:: Short task ::
Copy, from the entries below, each line in which the string "learning" appears.

:: Supplied material ::
┄┄┄┄┄┄┄┄┄┄
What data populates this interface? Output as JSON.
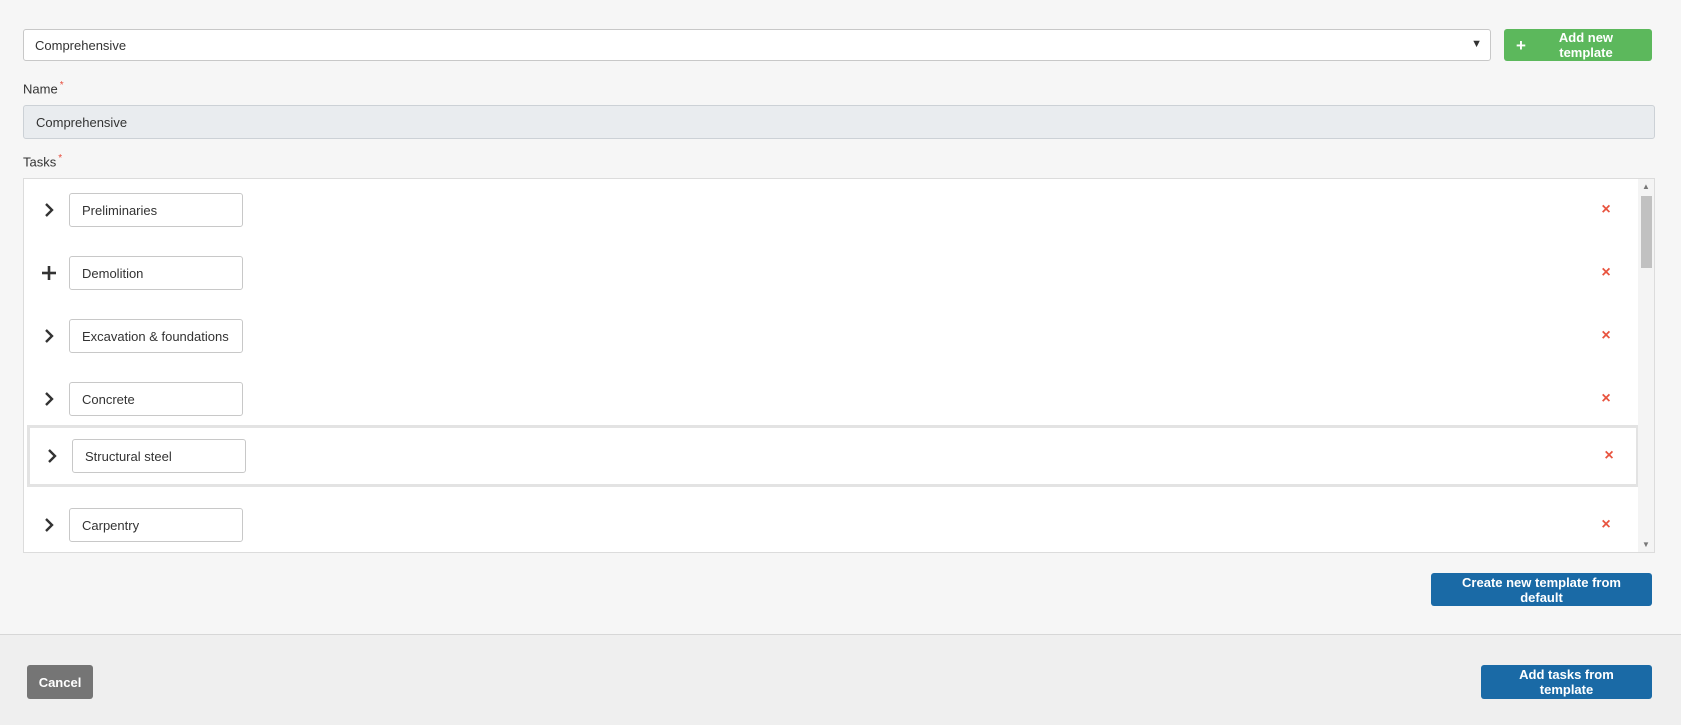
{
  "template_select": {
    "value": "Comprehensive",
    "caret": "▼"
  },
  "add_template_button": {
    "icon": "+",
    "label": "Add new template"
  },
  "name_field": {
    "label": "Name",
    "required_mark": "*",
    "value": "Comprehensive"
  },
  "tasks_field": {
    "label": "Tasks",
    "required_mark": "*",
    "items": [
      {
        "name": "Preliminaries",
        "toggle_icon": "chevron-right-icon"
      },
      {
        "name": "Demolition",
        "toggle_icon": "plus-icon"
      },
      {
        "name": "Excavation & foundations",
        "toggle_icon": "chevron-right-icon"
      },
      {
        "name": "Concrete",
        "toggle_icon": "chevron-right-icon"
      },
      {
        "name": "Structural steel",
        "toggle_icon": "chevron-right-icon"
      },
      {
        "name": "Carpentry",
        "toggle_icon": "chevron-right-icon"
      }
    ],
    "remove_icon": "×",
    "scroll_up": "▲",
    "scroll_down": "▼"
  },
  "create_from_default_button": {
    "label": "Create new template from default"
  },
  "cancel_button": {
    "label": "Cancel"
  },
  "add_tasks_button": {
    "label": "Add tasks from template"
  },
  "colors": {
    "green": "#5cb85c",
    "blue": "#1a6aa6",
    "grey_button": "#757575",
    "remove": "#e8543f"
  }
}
┄┄┄┄┄┄┄┄┄┄
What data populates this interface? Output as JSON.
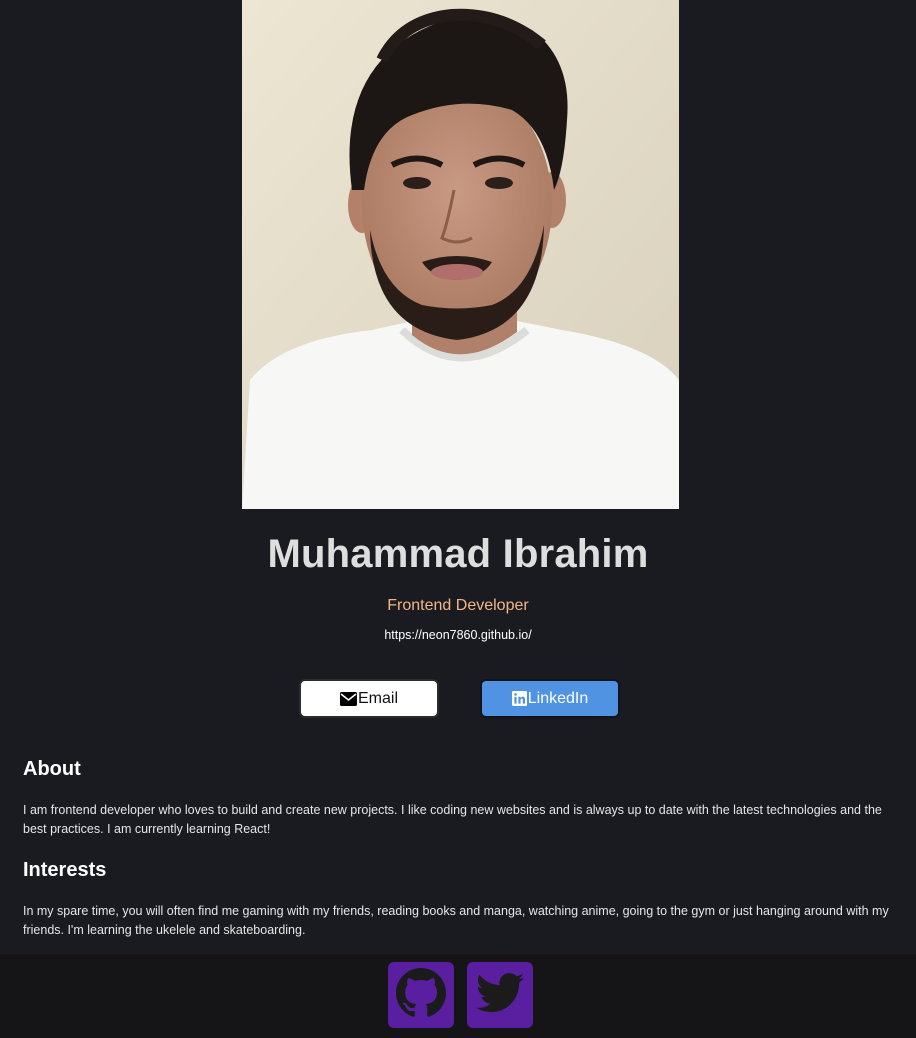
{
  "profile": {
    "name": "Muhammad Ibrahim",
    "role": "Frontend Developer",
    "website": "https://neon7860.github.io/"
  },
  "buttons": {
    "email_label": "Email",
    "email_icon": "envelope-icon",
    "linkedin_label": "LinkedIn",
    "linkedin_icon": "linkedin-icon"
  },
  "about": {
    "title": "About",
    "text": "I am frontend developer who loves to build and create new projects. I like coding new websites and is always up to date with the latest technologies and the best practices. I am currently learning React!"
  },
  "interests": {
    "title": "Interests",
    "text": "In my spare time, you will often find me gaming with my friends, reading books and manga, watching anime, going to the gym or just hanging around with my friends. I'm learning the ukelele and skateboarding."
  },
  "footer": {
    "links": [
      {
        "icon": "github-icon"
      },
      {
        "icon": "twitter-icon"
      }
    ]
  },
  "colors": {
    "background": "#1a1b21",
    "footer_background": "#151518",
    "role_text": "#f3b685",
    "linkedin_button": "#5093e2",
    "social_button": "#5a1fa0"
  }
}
┄┄┄┄┄┄┄┄┄┄
:: Response ::
    "text": "I am frontend developer who loves to build and create new projects. I like coding new websites and is always up to date with the latest technologies and the best practices. I am currently learning React!"
    "text": "In my spare time, you will often find me gaming with my friends, reading books and manga, watching anime, going to the gym or just hanging around with my friends. I'm learning the ukelele and skateboarding."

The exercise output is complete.